_EXERCISE INSTRUCTIONS_:
Repeat the whole listing exactly.

_EXERCISE INPUT_:

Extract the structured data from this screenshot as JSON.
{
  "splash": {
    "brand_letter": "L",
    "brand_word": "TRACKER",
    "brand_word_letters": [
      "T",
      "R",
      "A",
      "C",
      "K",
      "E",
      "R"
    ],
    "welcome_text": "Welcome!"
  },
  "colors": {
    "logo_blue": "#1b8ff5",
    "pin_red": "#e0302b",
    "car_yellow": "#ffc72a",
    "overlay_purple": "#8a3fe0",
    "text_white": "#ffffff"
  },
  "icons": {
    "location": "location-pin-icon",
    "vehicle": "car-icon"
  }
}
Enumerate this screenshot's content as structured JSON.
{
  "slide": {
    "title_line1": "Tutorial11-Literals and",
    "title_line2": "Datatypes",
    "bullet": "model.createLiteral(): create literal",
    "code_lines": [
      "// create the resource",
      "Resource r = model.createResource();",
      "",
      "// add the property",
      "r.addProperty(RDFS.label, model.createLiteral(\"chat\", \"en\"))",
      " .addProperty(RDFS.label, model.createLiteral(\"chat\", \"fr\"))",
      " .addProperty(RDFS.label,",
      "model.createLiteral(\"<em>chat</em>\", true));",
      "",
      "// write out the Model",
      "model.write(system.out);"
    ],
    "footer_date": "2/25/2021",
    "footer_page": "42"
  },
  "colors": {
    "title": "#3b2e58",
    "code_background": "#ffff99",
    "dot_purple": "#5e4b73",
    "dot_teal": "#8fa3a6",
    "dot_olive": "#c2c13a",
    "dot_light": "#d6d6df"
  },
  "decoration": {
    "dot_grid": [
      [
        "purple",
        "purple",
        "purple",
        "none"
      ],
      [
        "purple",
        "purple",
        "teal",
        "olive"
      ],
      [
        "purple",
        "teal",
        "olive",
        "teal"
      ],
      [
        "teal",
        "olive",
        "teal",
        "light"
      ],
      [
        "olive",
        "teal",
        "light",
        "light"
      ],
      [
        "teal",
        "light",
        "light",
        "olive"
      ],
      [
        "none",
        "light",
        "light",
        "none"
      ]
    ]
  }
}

_SOLUTION_:
Extract the structured data from this screenshot as JSON.
{
  "splash": {
    "brand_letter": "L",
    "brand_word": "TRACKER",
    "brand_word_letters": [
      "T",
      "R",
      "A",
      "C",
      "K",
      "E",
      "R"
    ],
    "welcome_text": "Welcome!"
  },
  "colors": {
    "logo_blue": "#1b8ff5",
    "pin_red": "#e0302b",
    "car_yellow": "#ffc72a",
    "overlay_purple": "#8a3fe0",
    "text_white": "#ffffff"
  },
  "icons": {
    "location": "location-pin-icon",
    "vehicle": "car-icon"
  }
}
Enumerate this screenshot's content as structured JSON.
{
  "slide": {
    "title_line1": "Tutorial11-Literals and",
    "title_line2": "Datatypes",
    "bullet": "model.createLiteral(): create literal",
    "code_lines": [
      "// create the resource",
      "Resource r = model.createResource();",
      "",
      "// add the property",
      "r.addProperty(RDFS.label, model.createLiteral(\"chat\", \"en\"))",
      " .addProperty(RDFS.label, model.createLiteral(\"chat\", \"fr\"))",
      " .addProperty(RDFS.label,",
      "model.createLiteral(\"<em>chat</em>\", true));",
      "",
      "// write out the Model",
      "model.write(system.out);"
    ],
    "footer_date": "2/25/2021",
    "footer_page": "42"
  },
  "colors": {
    "title": "#3b2e58",
    "code_background": "#ffff99",
    "dot_purple": "#5e4b73",
    "dot_teal": "#8fa3a6",
    "dot_olive": "#c2c13a",
    "dot_light": "#d6d6df"
  },
  "decoration": {
    "dot_grid": [
      [
        "purple",
        "purple",
        "purple",
        "none"
      ],
      [
        "purple",
        "purple",
        "teal",
        "olive"
      ],
      [
        "purple",
        "teal",
        "olive",
        "teal"
      ],
      [
        "teal",
        "olive",
        "teal",
        "light"
      ],
      [
        "olive",
        "teal",
        "light",
        "light"
      ],
      [
        "teal",
        "light",
        "light",
        "olive"
      ],
      [
        "none",
        "light",
        "light",
        "none"
      ]
    ]
  }
}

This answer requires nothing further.